Set problem »
Scan the entries below and report only how many lines contain "frames".

--- START OF Dataset rows ---

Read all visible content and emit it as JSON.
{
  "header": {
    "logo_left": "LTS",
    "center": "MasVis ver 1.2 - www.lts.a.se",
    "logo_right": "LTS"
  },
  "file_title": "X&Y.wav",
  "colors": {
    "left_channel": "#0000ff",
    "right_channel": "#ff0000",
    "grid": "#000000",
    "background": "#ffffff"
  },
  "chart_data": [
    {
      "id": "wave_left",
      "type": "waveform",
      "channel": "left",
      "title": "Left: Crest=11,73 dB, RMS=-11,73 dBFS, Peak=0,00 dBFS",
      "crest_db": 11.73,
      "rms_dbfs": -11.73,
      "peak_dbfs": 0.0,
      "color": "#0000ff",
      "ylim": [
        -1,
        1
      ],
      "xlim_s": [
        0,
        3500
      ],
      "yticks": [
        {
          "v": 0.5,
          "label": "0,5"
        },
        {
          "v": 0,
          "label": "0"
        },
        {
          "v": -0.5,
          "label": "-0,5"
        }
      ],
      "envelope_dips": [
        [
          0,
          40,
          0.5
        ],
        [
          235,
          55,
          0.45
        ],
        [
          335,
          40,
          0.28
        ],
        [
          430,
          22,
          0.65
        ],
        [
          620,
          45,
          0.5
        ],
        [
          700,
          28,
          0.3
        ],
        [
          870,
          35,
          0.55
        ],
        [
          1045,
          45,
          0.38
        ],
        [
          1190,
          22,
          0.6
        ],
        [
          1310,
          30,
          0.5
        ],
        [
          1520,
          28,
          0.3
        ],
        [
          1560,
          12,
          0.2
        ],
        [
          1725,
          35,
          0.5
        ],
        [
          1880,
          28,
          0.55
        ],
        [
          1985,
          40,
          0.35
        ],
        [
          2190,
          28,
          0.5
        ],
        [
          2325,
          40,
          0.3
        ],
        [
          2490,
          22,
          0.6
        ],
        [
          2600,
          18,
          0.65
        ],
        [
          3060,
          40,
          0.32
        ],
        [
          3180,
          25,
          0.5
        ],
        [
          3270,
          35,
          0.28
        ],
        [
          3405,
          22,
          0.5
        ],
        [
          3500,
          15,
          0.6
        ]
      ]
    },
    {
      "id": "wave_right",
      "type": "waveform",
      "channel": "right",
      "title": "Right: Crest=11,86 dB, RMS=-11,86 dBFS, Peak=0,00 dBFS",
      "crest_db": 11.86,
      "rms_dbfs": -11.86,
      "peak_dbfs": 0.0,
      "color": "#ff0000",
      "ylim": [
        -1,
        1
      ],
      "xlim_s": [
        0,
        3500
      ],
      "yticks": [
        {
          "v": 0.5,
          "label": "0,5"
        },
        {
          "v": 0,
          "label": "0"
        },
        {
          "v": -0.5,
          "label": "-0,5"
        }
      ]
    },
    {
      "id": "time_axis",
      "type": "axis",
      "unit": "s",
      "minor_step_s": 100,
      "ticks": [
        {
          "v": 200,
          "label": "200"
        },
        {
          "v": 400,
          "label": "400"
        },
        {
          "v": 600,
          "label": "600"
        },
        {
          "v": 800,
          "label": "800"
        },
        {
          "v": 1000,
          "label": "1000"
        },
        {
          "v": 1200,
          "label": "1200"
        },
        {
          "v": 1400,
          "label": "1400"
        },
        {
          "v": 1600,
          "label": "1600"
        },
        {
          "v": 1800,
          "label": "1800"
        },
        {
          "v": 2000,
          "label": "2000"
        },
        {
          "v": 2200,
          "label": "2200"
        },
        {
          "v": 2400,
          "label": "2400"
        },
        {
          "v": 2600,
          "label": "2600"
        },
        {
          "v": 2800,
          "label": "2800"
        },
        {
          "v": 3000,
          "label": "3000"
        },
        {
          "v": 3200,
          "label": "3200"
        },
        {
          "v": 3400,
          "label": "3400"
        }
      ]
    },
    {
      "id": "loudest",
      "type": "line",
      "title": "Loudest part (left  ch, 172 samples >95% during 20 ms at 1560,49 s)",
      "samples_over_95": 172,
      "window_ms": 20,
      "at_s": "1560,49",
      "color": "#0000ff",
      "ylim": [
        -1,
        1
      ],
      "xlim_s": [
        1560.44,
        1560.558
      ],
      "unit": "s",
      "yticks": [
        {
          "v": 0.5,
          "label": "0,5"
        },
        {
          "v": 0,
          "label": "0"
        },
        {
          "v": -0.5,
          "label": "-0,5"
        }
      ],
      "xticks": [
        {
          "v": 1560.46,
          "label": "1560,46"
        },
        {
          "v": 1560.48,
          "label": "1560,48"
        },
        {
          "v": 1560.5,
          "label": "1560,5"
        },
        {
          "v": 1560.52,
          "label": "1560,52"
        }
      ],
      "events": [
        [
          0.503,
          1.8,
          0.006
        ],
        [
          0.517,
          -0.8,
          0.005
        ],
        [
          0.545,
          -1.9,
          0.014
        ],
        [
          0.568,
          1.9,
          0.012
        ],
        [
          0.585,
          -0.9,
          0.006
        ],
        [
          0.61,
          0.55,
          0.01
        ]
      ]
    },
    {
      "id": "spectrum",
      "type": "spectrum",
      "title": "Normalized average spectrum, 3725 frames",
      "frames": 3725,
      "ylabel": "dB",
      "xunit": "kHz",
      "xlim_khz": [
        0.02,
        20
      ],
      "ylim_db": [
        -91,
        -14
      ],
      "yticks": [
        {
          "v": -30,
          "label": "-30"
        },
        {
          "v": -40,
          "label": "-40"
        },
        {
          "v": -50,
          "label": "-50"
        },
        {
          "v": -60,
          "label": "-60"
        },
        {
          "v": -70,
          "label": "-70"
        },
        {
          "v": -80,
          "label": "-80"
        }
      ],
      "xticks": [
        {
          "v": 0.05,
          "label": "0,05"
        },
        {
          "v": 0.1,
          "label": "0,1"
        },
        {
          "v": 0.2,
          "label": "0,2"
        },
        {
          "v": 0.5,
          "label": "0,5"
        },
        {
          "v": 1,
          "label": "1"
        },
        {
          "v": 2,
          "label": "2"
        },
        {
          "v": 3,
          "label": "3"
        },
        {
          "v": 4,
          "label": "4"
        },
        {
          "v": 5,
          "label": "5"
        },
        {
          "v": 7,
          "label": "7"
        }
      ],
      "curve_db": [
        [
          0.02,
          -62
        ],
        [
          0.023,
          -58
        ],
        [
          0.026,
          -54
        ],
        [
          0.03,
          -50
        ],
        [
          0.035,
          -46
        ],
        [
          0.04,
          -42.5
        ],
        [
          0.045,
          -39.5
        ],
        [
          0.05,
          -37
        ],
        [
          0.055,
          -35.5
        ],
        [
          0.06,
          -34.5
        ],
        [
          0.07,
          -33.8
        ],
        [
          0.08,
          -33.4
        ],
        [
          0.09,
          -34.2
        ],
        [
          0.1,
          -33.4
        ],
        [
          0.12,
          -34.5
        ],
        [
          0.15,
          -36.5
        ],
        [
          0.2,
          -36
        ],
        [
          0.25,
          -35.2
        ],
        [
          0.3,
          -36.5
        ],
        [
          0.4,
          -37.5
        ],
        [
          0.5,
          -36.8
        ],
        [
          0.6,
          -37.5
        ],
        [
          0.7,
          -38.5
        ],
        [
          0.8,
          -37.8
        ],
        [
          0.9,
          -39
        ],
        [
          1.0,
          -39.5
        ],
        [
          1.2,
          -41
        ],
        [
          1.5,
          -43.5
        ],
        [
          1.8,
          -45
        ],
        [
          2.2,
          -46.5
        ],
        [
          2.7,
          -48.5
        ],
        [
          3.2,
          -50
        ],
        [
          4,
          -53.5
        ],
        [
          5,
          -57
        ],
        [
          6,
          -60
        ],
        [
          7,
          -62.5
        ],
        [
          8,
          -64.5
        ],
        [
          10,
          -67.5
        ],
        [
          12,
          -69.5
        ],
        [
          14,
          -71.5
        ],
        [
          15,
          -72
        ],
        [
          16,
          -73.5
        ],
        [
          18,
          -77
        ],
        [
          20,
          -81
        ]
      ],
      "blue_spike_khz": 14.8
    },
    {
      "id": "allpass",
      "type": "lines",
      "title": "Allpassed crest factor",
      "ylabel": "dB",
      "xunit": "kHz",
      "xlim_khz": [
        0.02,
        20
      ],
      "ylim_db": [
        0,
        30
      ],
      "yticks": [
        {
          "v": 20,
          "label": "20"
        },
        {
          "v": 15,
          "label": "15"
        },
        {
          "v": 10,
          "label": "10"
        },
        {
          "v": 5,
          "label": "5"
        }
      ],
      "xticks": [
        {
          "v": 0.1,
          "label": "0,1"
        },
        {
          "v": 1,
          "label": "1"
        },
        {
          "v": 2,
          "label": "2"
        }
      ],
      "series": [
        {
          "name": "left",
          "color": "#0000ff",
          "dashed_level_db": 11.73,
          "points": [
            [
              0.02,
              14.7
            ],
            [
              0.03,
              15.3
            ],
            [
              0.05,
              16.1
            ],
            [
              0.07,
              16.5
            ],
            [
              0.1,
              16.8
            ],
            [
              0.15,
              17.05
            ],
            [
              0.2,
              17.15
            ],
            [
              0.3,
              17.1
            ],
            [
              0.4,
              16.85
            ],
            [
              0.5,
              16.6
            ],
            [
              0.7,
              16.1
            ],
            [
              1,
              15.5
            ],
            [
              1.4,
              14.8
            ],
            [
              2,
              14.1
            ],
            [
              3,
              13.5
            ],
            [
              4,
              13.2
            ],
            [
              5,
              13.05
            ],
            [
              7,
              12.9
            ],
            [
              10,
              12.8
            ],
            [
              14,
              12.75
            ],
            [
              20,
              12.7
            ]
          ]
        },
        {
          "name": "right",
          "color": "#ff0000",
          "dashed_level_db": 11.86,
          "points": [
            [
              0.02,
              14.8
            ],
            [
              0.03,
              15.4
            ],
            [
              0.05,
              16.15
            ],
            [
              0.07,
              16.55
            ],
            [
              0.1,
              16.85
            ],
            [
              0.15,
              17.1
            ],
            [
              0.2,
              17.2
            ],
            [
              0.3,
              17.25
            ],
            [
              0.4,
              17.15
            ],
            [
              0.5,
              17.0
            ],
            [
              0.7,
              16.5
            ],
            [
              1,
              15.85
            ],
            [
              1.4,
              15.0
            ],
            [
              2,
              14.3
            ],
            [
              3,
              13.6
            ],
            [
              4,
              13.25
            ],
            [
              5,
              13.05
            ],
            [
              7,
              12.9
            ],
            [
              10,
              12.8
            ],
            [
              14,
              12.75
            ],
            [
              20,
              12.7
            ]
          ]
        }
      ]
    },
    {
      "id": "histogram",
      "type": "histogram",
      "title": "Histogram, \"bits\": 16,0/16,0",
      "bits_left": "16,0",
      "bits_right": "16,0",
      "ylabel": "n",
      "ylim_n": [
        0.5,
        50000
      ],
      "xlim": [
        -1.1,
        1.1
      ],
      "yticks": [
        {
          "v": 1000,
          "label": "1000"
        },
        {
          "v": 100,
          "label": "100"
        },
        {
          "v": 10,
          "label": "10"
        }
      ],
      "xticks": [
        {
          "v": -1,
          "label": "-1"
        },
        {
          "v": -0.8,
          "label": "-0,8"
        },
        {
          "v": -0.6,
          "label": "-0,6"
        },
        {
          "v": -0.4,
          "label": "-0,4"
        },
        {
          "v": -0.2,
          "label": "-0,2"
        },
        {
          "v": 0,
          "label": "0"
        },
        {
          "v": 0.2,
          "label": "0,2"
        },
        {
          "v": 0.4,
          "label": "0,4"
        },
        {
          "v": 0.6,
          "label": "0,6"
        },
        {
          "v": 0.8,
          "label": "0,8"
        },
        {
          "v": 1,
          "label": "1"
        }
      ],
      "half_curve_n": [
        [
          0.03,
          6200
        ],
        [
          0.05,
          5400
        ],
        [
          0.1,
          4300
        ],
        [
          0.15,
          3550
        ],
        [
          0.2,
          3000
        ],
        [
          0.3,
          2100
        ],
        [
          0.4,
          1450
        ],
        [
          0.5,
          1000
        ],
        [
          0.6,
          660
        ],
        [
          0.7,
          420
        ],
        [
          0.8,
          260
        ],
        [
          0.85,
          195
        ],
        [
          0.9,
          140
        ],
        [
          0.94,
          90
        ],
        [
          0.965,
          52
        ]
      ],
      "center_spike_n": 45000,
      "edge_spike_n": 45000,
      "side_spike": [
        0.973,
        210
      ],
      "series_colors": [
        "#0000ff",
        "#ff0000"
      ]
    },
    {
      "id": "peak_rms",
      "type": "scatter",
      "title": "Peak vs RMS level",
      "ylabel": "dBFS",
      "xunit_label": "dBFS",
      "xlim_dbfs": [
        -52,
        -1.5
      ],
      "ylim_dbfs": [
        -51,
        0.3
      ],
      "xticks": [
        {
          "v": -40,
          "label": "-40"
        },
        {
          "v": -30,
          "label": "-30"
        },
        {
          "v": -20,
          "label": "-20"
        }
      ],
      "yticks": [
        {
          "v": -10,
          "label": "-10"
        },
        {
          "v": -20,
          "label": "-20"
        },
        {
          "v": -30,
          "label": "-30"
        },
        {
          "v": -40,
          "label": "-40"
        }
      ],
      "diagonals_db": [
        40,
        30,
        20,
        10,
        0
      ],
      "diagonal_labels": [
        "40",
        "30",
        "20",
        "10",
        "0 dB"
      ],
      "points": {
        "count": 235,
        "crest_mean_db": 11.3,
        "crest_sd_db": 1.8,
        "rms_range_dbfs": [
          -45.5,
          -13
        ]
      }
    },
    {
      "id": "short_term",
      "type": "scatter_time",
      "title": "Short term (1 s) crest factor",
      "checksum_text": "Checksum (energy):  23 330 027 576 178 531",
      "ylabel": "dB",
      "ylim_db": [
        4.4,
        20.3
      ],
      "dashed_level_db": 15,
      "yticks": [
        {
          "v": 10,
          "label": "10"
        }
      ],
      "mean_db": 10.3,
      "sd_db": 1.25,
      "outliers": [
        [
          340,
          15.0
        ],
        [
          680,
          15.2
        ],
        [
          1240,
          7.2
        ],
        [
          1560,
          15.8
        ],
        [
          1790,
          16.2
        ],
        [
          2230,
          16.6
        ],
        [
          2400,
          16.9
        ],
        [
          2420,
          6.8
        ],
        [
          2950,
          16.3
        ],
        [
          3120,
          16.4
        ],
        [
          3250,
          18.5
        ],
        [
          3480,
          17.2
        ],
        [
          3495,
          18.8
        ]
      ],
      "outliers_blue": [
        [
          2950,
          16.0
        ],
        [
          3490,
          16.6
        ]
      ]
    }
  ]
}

--- END OF Dataset rows ---

Answer to this exercise »
2